__EXERCISE PROMPT__
Using the data below, copy each line that includes the word "degrees".

__RAW DATA__
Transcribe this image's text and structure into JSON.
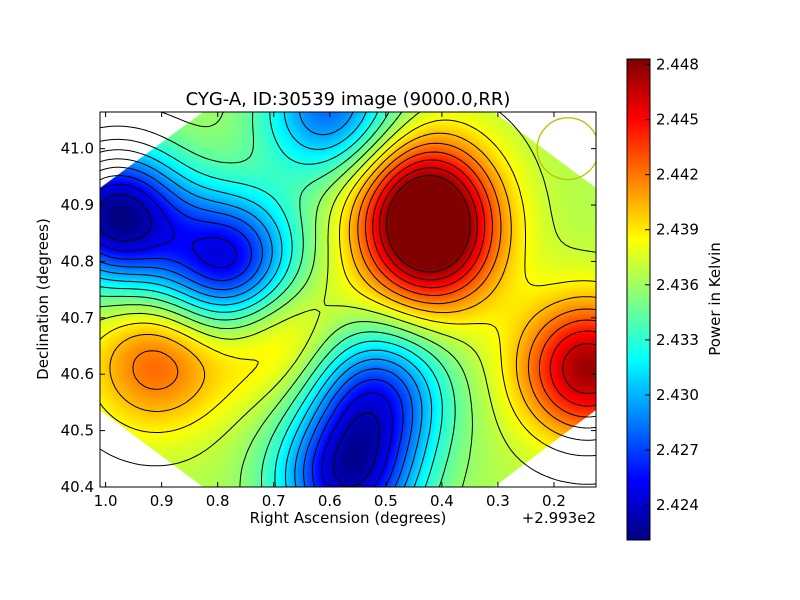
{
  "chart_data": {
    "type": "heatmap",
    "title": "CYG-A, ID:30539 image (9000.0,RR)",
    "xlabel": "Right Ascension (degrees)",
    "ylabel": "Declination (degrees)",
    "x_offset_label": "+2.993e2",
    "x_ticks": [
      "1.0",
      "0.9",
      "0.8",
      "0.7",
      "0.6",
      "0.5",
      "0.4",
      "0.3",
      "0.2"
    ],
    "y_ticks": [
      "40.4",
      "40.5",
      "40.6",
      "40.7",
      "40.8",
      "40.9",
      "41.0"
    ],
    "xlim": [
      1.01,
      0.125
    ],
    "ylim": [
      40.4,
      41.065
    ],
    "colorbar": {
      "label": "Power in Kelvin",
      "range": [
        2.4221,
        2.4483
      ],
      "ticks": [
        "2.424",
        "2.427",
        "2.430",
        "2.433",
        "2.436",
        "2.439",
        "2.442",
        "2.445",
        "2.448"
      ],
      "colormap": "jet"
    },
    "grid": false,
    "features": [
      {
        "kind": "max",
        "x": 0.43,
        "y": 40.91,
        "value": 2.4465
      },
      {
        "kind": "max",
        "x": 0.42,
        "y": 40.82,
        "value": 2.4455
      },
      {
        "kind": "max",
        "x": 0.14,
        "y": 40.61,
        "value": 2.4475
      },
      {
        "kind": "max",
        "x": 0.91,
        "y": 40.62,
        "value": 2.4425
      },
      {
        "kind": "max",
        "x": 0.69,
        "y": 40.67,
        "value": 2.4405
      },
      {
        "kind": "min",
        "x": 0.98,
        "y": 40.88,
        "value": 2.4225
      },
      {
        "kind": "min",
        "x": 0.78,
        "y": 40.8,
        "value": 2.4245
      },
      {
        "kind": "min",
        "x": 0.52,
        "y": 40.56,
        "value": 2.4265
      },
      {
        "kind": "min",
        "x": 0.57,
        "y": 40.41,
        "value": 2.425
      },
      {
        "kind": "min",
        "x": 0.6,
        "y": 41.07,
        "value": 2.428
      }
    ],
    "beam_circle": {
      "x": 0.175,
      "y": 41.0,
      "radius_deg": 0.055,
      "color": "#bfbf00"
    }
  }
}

__COMPLETE RESPONSE__
    "xlabel": "Right Ascension (degrees)",
    "ylabel": "Declination (degrees)",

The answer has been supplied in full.